Dataset items
= = = = =
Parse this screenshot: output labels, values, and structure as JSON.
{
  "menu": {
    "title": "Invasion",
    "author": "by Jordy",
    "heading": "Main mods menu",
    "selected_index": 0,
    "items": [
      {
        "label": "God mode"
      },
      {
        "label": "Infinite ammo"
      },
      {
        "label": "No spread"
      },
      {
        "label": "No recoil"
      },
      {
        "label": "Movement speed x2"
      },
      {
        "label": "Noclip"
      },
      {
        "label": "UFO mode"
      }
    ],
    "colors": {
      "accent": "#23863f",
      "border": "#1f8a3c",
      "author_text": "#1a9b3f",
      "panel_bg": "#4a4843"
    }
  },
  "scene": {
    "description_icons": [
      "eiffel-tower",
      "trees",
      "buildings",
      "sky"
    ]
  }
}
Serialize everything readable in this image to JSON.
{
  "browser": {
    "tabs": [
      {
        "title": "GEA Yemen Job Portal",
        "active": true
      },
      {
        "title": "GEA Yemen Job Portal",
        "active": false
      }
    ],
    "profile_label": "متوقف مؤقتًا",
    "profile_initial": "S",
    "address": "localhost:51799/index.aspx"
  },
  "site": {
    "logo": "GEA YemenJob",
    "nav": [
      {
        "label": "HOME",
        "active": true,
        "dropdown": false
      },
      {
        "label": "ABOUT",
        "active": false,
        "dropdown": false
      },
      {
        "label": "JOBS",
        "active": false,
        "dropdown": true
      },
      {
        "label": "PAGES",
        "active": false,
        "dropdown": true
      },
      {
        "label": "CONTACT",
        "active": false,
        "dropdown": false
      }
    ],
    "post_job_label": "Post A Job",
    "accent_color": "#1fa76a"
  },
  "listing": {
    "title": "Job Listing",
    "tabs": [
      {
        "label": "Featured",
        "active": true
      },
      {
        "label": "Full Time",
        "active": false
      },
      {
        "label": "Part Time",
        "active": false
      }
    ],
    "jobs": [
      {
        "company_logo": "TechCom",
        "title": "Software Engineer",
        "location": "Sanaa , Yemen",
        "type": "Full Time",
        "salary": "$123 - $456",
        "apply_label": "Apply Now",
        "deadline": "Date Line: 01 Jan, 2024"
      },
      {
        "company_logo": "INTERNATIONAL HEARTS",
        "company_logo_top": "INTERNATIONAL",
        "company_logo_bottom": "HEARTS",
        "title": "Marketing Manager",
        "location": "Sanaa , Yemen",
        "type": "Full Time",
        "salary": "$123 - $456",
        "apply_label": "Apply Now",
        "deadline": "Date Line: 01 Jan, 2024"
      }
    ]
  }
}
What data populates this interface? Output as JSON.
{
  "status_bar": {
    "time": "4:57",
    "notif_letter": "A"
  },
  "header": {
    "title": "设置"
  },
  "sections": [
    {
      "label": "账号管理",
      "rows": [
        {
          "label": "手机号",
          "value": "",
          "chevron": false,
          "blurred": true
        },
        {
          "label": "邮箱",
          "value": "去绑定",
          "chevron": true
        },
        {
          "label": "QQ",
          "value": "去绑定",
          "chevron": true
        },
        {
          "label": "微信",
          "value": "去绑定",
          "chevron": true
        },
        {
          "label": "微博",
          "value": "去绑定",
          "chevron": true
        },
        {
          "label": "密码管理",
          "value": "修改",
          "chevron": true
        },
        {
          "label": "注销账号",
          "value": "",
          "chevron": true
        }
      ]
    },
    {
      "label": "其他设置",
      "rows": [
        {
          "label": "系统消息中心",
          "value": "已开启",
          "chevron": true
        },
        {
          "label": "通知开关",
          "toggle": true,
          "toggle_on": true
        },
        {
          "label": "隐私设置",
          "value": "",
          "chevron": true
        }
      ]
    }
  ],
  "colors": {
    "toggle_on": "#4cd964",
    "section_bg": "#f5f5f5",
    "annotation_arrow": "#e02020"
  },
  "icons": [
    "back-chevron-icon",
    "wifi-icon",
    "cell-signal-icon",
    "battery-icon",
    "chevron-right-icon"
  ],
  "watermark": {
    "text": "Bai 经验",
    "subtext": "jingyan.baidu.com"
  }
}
= = = = =
## THE EXERCISE
Give all the entries again exactly; leave none out.

## SOLUTION
Parse this screenshot: output labels, values, and structure as JSON.
{
  "menu": {
    "title": "Invasion",
    "author": "by Jordy",
    "heading": "Main mods menu",
    "selected_index": 0,
    "items": [
      {
        "label": "God mode"
      },
      {
        "label": "Infinite ammo"
      },
      {
        "label": "No spread"
      },
      {
        "label": "No recoil"
      },
      {
        "label": "Movement speed x2"
      },
      {
        "label": "Noclip"
      },
      {
        "label": "UFO mode"
      }
    ],
    "colors": {
      "accent": "#23863f",
      "border": "#1f8a3c",
      "author_text": "#1a9b3f",
      "panel_bg": "#4a4843"
    }
  },
  "scene": {
    "description_icons": [
      "eiffel-tower",
      "trees",
      "buildings",
      "sky"
    ]
  }
}
Serialize everything readable in this image to JSON.
{
  "browser": {
    "tabs": [
      {
        "title": "GEA Yemen Job Portal",
        "active": true
      },
      {
        "title": "GEA Yemen Job Portal",
        "active": false
      }
    ],
    "profile_label": "متوقف مؤقتًا",
    "profile_initial": "S",
    "address": "localhost:51799/index.aspx"
  },
  "site": {
    "logo": "GEA YemenJob",
    "nav": [
      {
        "label": "HOME",
        "active": true,
        "dropdown": false
      },
      {
        "label": "ABOUT",
        "active": false,
        "dropdown": false
      },
      {
        "label": "JOBS",
        "active": false,
        "dropdown": true
      },
      {
        "label": "PAGES",
        "active": false,
        "dropdown": true
      },
      {
        "label": "CONTACT",
        "active": false,
        "dropdown": false
      }
    ],
    "post_job_label": "Post A Job",
    "accent_color": "#1fa76a"
  },
  "listing": {
    "title": "Job Listing",
    "tabs": [
      {
        "label": "Featured",
        "active": true
      },
      {
        "label": "Full Time",
        "active": false
      },
      {
        "label": "Part Time",
        "active": false
      }
    ],
    "jobs": [
      {
        "company_logo": "TechCom",
        "title": "Software Engineer",
        "location": "Sanaa , Yemen",
        "type": "Full Time",
        "salary": "$123 - $456",
        "apply_label": "Apply Now",
        "deadline": "Date Line: 01 Jan, 2024"
      },
      {
        "company_logo": "INTERNATIONAL HEARTS",
        "company_logo_top": "INTERNATIONAL",
        "company_logo_bottom": "HEARTS",
        "title": "Marketing Manager",
        "location": "Sanaa , Yemen",
        "type": "Full Time",
        "salary": "$123 - $456",
        "apply_label": "Apply Now",
        "deadline": "Date Line: 01 Jan, 2024"
      }
    ]
  }
}
What data populates this interface? Output as JSON.
{
  "status_bar": {
    "time": "4:57",
    "notif_letter": "A"
  },
  "header": {
    "title": "设置"
  },
  "sections": [
    {
      "label": "账号管理",
      "rows": [
        {
          "label": "手机号",
          "value": "",
          "chevron": false,
          "blurred": true
        },
        {
          "label": "邮箱",
          "value": "去绑定",
          "chevron": true
        },
        {
          "label": "QQ",
          "value": "去绑定",
          "chevron": true
        },
        {
          "label": "微信",
          "value": "去绑定",
          "chevron": true
        },
        {
          "label": "微博",
          "value": "去绑定",
          "chevron": true
        },
        {
          "label": "密码管理",
          "value": "修改",
          "chevron": true
        },
        {
          "label": "注销账号",
          "value": "",
          "chevron": true
        }
      ]
    },
    {
      "label": "其他设置",
      "rows": [
        {
          "label": "系统消息中心",
          "value": "已开启",
          "chevron": true
        },
        {
          "label": "通知开关",
          "toggle": true,
          "toggle_on": true
        },
        {
          "label": "隐私设置",
          "value": "",
          "chevron": true
        }
      ]
    }
  ],
  "colors": {
    "toggle_on": "#4cd964",
    "section_bg": "#f5f5f5",
    "annotation_arrow": "#e02020"
  },
  "icons": [
    "back-chevron-icon",
    "wifi-icon",
    "cell-signal-icon",
    "battery-icon",
    "chevron-right-icon"
  ],
  "watermark": {
    "text": "Bai 经验",
    "subtext": "jingyan.baidu.com"
  }
}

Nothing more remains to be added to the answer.